◆ TO DO ◆
Where the data below has the string "then", return the whole line.

-- BEGIN GIVEN ENTRIES --

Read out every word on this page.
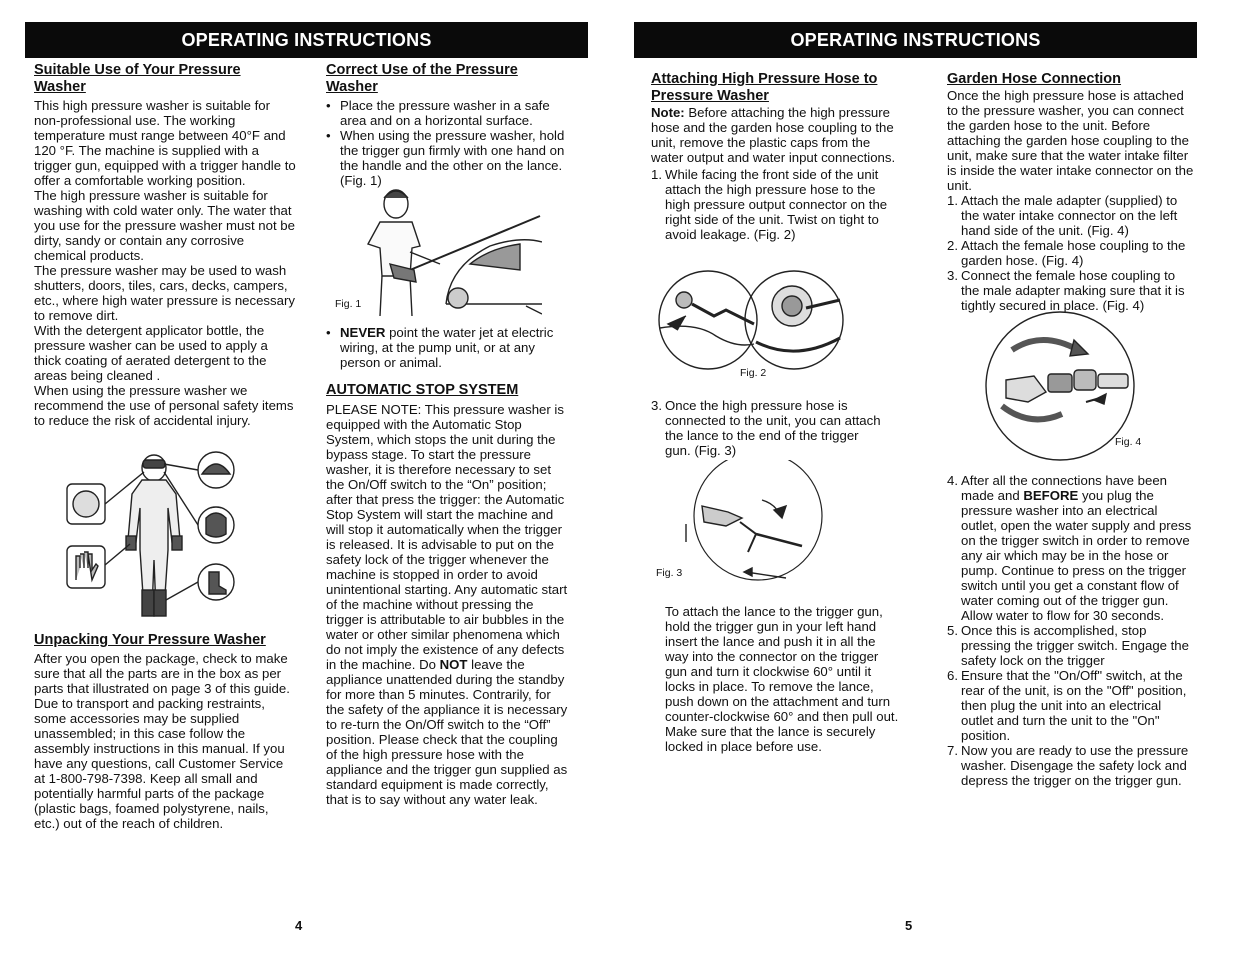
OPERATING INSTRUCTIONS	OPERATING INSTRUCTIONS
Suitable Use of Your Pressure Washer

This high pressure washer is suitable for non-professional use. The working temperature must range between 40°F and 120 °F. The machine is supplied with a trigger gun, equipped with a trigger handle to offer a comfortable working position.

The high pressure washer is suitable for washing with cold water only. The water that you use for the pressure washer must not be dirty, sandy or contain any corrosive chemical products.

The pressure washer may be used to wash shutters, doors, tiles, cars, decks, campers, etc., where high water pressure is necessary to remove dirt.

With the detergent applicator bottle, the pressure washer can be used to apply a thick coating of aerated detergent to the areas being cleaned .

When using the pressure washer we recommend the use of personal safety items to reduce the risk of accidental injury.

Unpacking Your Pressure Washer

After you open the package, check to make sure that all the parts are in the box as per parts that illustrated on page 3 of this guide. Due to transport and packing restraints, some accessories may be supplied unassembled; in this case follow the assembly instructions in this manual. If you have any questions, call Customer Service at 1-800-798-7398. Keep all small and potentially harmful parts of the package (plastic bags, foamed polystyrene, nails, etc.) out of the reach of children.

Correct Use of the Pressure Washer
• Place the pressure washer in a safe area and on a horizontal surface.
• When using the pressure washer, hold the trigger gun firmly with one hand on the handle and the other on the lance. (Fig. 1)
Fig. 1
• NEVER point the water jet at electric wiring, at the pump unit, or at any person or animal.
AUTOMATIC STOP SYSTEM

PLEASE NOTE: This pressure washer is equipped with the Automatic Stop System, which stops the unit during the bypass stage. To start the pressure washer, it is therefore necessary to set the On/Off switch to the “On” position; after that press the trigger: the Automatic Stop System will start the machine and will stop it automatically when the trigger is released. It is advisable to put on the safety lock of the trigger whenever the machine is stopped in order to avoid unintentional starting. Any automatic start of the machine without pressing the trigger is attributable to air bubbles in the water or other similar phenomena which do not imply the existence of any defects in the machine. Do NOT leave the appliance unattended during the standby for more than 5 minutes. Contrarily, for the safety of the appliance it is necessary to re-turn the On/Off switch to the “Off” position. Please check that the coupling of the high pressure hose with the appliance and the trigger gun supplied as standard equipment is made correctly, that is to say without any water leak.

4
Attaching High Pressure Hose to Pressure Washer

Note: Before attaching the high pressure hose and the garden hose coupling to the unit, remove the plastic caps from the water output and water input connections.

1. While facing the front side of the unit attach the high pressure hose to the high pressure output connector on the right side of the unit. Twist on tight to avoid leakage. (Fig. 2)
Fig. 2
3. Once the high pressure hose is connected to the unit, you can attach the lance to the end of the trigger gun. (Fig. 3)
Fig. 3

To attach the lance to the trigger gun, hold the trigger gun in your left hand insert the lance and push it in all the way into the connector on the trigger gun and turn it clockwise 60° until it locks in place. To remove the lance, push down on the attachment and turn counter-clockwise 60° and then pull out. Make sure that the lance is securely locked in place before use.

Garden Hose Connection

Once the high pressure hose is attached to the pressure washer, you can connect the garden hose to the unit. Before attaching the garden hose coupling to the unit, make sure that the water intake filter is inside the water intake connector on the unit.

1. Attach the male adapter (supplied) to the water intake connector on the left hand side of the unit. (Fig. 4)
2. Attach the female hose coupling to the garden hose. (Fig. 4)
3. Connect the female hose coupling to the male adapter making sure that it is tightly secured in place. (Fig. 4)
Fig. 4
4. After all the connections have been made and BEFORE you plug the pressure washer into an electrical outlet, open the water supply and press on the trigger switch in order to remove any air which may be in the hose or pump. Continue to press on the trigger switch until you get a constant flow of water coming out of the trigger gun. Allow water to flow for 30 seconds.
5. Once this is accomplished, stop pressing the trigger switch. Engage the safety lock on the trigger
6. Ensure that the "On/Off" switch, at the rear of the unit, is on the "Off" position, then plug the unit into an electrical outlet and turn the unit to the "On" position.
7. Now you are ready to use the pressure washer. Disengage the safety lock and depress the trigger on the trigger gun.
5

-- END GIVEN ENTRIES --
-- BEGIN GIVEN ENTRIES --

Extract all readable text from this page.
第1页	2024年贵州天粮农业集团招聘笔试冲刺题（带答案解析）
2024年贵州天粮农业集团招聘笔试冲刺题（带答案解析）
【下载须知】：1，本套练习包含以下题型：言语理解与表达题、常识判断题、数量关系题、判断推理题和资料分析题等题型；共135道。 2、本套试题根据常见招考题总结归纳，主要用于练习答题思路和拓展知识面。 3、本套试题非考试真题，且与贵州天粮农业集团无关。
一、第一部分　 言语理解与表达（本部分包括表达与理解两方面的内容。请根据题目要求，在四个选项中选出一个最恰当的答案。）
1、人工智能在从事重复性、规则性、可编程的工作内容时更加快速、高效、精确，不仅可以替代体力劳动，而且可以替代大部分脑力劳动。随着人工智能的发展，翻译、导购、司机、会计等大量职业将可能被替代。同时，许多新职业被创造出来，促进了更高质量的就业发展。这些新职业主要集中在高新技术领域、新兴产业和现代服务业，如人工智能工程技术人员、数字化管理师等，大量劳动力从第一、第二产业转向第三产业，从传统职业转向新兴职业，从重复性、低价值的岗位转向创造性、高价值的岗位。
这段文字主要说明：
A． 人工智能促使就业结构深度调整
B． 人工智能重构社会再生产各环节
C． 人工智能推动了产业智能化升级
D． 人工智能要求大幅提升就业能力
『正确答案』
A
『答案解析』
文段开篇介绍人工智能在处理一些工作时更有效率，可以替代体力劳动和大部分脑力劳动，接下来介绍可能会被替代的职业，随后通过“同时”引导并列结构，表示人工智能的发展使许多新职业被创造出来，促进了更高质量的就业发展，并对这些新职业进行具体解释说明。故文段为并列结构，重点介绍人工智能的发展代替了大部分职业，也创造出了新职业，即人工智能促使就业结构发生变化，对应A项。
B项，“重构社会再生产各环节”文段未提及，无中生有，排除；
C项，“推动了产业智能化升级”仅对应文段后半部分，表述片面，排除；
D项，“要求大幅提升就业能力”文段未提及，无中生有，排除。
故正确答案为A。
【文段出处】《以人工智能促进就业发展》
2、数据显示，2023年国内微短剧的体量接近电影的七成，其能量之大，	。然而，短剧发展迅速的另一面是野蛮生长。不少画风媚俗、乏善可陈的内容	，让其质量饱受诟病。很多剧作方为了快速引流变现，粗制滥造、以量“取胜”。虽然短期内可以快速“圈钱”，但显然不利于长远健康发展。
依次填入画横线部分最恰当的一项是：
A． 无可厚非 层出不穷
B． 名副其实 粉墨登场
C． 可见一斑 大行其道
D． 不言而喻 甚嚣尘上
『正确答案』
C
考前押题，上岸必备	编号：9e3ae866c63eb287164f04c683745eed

-- END GIVEN ENTRIES --

◆ OUTPUT FOR THIS EXERCISE ◆
To attach the lance to the trigger gun, hold the trigger gun in your left hand insert the lance and push it in all the way into the connector on the trigger gun and turn it clockwise 60° until it locks in place. To remove the lance, push down on the attachment and turn counter-clockwise 60° and then pull out. Make sure that the lance is securely locked in place before use.
6. Ensure that the "On/Off" switch, at the rear of the unit, is on the "Off" position, then plug the unit into an electrical outlet and turn the unit to the "On" position.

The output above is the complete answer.